Tuesday, March 3, 2015

Urban Legends - The Bermuda Triangle

Here we are at last. The mystery of all mysteries. If you have never heard of it, you probably live on another planet.  Where a huge number of aircraft and ships are said to have disappeared under paranormal circumstances. This is the Bermuda Triangle. The most dangerous, the oddest, the creepiest, the….. but wait a moment. Documented evidence says most of the incidents were spurious, inaccurately reported , or even embroidered by later imaginative authors . Also the WWF didn't include it in a 2013 study about the 10 most dangerous waters for shipping. Can it be the first worldwide example of “All Talk and No Action”. Let’s find out…
The Bermuda Triangle is a wide area of ocean between Florida, Puerto Rico, and Bermuda. Over the last few centuries, it’s thought that dozens of people have disappeared without a trace in the area. Because of its weird influence, this place earned the nickname “The Devil’s Triangle”. Thousands of people are completely sure that it’s an area of extra-terrestrial activity or that there is some bizarre natural scientific cause for the region to be hazardous; Without a doubt it’s an area in which people have experienced a great amount of bad luck. Not a Strange Doom Game.  

How does this bad reputation started? Christopher Columbus is the one to blame. According to his ship’s log, on October 8, 1492, Columbus looked down at his compass and noticed that it was giving weird readings, without alerting his crew. Of course having a compass that didn't point to magnetic north may have sent crew into a panic. And they were already a little bit angrily after lots of days wandering through the ocean.

This and other reported  apparently malfunctioning compass  in the region gave rise to the theory that compasses don’t work in the Triangle, which isn't exactly right. This was just an exaggeration of what actually happened.  Despite this, in 1970 the U.S. Coast Guard, attempting to explain the reasons for disappearances in the Triangle, claimed this:

First, the “Devil’s Triangle” is one of the two places on earth that a magnetic compass does point towards true north. Normally it points toward magnetic north. The difference between the two is known as compass variation. The amount of variation changes by as much as 20 degrees as one circumnavigates the earth. If this compass variation or error is not compensated for, a navigator could find himself far off course and in deep trouble.

Nowadays, this was continuously repeated as an explanation for disappearances in the Triangle on numerous documentaries and articles. But then it turns out to be an illogical explanation. In fact magnetic variation is something good ship captains (and other explorers) have known about and had to deal with pretty much as long as there have been ships and compasses. Knowing what to do in case of this possibility is the basic knowledge of shipping. So, nothing to be concerned about, nor anything that would seriously throw off any experienced navigator.In 2005, the Coast Guard revisited the issue after a TV producer in London inquired about it for a program he was working on.  In this case, they slightly changed their opinions about the magnetic field.

- [Material]:
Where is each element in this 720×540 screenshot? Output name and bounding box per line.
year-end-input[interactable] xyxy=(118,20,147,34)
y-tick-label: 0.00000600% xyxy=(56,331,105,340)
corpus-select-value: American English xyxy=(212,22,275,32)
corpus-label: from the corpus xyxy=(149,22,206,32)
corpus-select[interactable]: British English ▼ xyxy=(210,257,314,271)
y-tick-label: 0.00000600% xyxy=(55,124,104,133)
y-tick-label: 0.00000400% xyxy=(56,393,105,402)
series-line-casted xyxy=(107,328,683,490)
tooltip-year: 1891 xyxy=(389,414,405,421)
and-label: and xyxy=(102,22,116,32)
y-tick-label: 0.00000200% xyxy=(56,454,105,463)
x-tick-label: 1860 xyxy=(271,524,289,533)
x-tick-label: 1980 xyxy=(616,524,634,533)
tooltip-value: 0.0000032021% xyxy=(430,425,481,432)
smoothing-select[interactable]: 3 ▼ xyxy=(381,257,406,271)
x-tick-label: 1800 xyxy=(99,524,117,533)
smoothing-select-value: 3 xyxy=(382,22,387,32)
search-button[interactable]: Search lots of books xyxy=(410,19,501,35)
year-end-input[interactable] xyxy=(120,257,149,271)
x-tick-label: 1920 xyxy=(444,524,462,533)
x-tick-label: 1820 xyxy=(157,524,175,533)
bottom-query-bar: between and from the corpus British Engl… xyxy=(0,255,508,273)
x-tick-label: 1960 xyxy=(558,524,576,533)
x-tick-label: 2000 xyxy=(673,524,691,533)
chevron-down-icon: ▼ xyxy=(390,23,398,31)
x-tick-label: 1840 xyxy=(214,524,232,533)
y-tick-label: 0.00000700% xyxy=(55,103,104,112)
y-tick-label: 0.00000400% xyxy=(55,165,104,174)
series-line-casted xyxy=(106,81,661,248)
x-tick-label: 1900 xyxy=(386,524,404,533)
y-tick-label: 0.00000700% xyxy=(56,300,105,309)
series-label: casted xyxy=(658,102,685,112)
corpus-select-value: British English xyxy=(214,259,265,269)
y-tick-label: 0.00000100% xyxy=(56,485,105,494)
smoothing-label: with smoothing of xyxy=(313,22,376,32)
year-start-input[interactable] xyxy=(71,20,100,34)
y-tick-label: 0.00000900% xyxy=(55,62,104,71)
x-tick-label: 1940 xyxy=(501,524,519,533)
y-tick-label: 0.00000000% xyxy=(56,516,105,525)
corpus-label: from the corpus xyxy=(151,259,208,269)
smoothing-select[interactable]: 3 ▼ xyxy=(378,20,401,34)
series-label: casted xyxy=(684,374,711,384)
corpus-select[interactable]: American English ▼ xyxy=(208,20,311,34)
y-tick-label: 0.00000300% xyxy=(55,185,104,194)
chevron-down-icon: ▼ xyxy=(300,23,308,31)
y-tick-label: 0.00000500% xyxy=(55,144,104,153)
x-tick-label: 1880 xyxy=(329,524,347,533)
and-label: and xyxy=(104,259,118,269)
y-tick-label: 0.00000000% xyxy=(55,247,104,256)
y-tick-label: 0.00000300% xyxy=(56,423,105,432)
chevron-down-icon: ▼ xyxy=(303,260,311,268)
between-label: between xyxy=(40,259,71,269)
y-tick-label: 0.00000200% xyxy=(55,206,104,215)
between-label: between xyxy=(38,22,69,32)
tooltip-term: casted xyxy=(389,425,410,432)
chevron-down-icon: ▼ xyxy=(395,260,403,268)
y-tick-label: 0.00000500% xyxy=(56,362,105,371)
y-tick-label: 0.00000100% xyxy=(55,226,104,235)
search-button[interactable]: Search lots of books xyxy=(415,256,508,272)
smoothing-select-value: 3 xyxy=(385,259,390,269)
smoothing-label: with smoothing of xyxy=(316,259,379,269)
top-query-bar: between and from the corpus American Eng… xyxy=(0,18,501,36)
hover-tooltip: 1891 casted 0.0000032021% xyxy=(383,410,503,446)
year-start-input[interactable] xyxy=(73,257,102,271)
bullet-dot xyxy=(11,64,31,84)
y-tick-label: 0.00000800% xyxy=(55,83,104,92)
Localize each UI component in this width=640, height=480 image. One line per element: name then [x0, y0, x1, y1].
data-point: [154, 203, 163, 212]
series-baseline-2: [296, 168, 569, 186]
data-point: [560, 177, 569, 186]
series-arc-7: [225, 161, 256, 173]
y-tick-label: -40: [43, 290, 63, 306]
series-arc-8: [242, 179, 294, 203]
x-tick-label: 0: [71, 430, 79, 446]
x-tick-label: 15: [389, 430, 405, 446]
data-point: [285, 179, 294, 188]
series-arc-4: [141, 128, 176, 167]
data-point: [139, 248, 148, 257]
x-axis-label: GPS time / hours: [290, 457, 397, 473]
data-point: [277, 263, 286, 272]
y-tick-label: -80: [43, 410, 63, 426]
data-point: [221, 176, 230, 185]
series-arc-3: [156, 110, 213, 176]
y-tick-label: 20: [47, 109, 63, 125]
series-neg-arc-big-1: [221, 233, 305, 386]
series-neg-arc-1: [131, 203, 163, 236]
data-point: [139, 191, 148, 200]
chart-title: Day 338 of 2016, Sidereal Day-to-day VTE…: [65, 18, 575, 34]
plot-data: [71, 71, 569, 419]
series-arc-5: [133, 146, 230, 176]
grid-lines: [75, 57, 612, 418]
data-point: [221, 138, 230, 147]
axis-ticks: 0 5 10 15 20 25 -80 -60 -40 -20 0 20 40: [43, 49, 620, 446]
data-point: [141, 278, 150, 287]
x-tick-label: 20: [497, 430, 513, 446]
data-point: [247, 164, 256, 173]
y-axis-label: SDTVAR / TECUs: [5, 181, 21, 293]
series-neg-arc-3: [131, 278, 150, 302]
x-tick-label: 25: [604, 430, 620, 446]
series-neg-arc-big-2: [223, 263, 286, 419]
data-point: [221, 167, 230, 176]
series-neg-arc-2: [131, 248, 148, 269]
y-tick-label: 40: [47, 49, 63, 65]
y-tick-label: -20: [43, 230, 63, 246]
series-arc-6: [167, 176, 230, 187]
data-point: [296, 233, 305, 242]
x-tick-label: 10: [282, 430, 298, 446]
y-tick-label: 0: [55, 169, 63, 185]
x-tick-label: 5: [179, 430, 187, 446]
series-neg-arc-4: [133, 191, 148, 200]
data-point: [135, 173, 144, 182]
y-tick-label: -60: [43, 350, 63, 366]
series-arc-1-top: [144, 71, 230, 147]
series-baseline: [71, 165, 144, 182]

- [Goals]:
1 – Edit the Bermuda Triangle post, starting at "This and other" and ending at "in deep trouble.", so that "coast guard" takes the place of "U.S. Coast Guard".
2 – Name every year that appears in the Bermuda Triangle post.
The items are separate material and have no connection to the text.

- [Per-task outputs]:
1 –
This and other reported  apparently malfunctioning compass  in the region gave rise to the theory that compasses don’t work in the Triangle, which isn't exactly right. This was just an exaggeration of what actually happened.  Despite this, in 1970 the coast guard, attempting to explain the reasons for disappearances in the Triangle, claimed this:

First, the “Devil’s Triangle” is one of the two places on earth that a magnetic compass does point towards true north. Normally it points toward magnetic north. The difference between the two is known as compass variation. The amount of variation changes by as much as 20 degrees as one circumnavigates the earth. If this compass variation or error is not compensated for, a navigator could find himself far off course and in deep trouble.

2 – 2015, 2013, 1492, 1970, 2005